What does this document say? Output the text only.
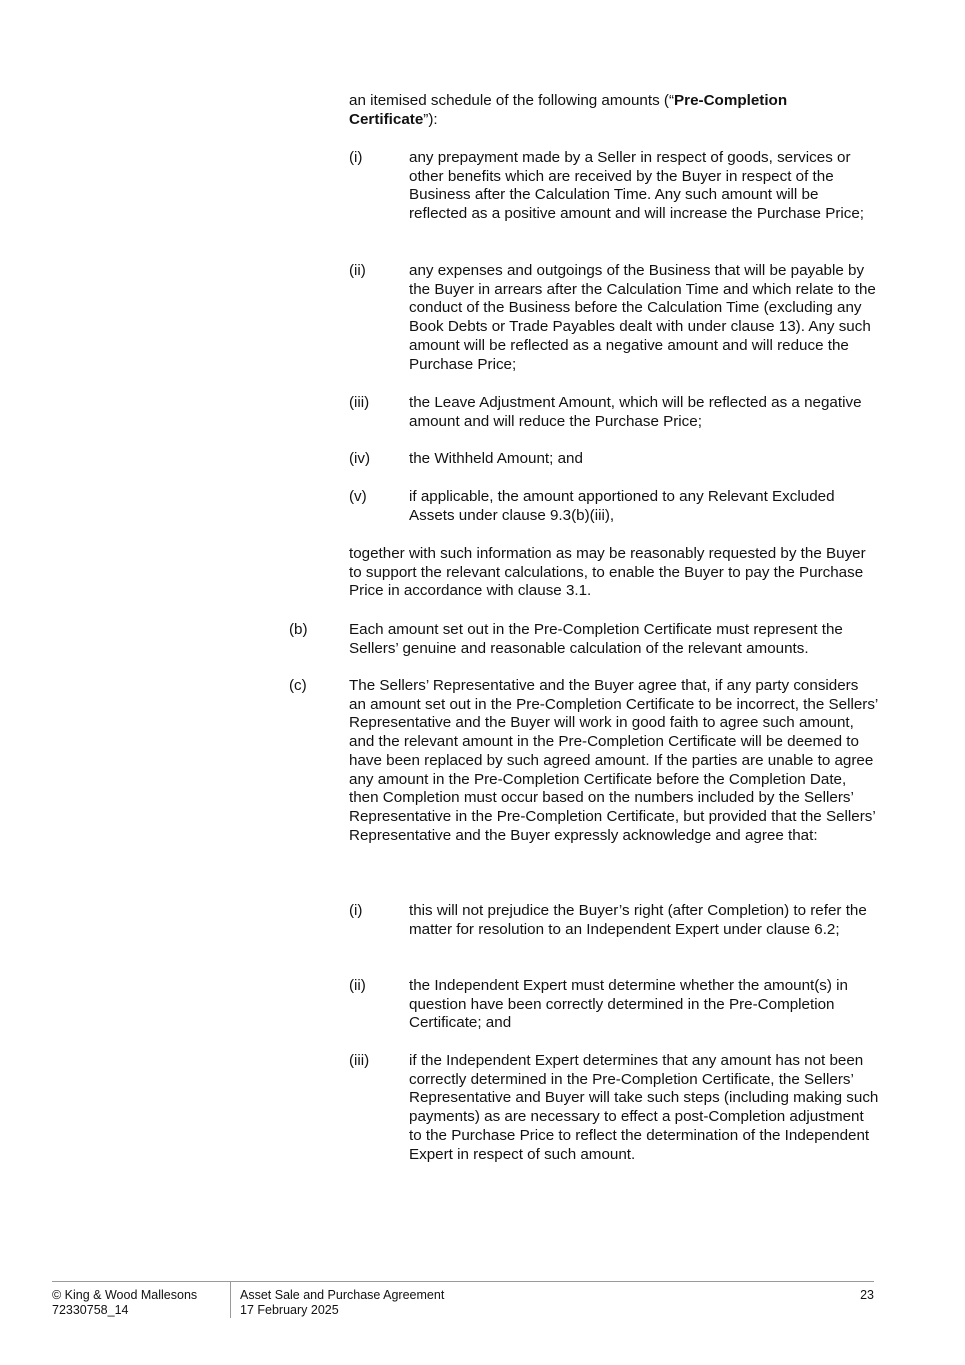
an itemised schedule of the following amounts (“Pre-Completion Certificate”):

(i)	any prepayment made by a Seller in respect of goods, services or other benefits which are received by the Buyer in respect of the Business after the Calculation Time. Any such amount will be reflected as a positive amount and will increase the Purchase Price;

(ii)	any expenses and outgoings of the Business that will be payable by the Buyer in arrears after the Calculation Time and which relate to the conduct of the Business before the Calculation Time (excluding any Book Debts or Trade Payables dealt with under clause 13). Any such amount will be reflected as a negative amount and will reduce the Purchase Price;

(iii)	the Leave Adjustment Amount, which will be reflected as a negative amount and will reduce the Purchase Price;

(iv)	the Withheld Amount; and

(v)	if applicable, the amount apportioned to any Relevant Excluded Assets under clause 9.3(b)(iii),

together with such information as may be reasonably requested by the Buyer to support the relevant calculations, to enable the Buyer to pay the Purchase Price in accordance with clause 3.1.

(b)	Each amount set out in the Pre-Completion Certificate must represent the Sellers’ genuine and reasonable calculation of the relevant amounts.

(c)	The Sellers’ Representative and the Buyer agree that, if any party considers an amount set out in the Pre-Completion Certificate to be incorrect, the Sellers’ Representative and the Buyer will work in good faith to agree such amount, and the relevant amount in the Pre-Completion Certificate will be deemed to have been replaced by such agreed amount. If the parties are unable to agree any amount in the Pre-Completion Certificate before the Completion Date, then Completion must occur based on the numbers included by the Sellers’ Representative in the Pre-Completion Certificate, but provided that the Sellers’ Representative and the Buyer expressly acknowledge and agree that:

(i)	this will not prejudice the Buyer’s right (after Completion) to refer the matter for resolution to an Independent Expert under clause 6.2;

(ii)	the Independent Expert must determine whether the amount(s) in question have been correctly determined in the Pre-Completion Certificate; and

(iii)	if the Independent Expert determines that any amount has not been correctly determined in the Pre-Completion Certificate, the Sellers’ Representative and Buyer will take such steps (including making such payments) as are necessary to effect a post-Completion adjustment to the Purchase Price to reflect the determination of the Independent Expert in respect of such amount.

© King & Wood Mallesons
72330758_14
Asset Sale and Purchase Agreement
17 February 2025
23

- - -

(STATED PROBLEM):
Check each line of the records for the word "determined", and show the lines that contain it.

(SOLVED PROBLEM):
(ii)	the Independent Expert must determine whether the amount(s) in question have been correctly determined in the Pre-Completion Certificate; and
(iii)	if the Independent Expert determines that any amount has not been correctly determined in the Pre-Completion Certificate, the Sellers’ Representative and Buyer will take such steps (including making such payments) as are necessary to effect a post-Completion adjustment to the Purchase Price to reflect the determination of the Independent Expert in respect of such amount.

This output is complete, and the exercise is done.